» Quoted passage:

########

On Monday we saw Governor Rendell stand with leaders in the Salvation Army and Democratic Legislators. While I'm always excited to find myself on the same side as the Democratic Appropriations Chairman, Sen. Vince Fumo, the real news Monday was that doctors are coming out in numbers saying that they support the Prescription for Pennsylvania. The Orthopedic Society came out and said that they could support using some of the tobacco tax money used to offset their medical malpractice liabilities for covering the uninsured. The Pennsylvania Osteopathic Medical Association took the same stance.

This is a great development, as the Pennsylvania Medical Society, a large, conservative lobby for doctors, has effectively opposed it. The Governor found a large pool of taxpayer money to help lower the cost of being a doctor in the state. We collected far too much, so he wants to use some of the excess to lower the cost of being a patient. The Medical Society wants to find a way for their members to take advantage of the leftover money, too, saying that funds for the Uninsured should come from the General Fund, which clearly cannot support it.
It's cufflinks against cough syrup, when you put it that way. The Governor has managed to stabilize the population of doctors in the state, so it must not cost too much to work here any more. If that's the case, it's probably better to put that money toward the people who need it more: sick folks without coverage.

########

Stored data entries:
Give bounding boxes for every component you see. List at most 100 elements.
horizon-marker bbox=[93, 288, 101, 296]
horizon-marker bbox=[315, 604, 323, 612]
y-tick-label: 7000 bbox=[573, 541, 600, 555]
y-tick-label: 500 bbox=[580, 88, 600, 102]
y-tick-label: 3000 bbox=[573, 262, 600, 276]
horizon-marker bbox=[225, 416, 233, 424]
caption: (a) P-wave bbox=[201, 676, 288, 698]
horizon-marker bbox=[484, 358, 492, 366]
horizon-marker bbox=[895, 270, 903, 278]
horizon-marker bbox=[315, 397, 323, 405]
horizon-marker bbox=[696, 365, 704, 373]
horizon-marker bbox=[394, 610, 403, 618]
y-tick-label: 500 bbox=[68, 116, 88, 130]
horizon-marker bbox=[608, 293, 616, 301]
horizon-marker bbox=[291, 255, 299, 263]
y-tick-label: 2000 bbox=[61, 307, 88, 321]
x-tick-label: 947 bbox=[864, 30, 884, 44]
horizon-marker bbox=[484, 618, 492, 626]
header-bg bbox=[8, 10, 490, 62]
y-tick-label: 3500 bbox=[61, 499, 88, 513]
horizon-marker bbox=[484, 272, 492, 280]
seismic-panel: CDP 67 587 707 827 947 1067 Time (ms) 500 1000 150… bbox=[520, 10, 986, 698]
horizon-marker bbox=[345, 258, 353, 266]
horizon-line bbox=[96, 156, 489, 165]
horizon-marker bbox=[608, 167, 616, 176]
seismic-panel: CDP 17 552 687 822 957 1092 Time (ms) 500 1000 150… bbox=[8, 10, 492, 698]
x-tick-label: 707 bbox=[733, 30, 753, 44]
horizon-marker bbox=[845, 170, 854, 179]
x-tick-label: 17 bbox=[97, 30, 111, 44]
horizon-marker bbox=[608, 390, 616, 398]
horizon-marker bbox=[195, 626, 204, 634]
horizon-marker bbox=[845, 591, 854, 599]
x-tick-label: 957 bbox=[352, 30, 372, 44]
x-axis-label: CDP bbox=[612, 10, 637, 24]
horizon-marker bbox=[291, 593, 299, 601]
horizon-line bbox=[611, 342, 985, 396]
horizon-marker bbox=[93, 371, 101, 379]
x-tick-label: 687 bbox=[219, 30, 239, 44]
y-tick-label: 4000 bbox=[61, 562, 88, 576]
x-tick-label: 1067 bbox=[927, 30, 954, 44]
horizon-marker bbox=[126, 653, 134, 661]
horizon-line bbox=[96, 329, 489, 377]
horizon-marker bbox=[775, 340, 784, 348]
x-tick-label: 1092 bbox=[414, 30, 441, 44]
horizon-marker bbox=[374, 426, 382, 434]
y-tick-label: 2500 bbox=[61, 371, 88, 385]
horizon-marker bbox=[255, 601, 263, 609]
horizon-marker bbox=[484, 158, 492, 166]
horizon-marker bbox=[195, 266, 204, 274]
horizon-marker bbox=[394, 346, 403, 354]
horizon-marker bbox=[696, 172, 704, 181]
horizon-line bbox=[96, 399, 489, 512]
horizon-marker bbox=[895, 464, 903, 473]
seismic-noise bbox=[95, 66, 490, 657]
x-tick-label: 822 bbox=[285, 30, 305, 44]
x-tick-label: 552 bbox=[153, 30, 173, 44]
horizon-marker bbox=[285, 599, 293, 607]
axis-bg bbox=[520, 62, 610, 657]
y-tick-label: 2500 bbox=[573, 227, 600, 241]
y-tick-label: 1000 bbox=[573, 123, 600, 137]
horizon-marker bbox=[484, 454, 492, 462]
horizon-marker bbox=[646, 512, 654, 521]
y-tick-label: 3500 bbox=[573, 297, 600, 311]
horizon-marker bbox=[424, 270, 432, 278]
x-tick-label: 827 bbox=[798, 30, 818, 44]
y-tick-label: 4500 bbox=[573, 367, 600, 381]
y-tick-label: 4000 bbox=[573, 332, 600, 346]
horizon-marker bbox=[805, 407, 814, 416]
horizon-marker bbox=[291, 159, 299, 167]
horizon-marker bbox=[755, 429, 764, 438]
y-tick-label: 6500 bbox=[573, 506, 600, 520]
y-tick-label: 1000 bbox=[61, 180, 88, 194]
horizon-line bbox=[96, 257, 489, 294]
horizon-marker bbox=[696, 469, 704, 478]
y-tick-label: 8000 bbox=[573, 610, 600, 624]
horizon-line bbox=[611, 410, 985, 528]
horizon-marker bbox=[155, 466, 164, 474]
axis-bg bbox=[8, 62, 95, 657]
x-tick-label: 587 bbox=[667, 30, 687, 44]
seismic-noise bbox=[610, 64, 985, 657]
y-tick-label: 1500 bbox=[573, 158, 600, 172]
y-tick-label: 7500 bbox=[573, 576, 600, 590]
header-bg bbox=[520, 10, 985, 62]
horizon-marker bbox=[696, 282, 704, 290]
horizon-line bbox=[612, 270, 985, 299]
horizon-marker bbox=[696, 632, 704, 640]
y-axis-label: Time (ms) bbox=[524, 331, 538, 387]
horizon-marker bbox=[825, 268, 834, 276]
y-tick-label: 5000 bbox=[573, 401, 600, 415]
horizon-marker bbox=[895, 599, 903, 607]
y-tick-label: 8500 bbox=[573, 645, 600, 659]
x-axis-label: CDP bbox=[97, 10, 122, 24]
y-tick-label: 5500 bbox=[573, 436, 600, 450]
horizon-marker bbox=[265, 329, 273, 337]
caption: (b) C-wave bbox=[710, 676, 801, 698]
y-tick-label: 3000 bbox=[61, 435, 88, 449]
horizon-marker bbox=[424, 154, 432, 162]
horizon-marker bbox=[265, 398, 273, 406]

########

» Required work:
Please translate into Spanish this sentence from the post on Pennsylvania health coverage: "It's cufflinks against cough syrup, when you put it that way." These rows have no connection to the post on Pennsylvania health coverage.

» Solution to this problem:
Son gemelos de camisa contra jarabe para la tos, si lo planteas de esa manera.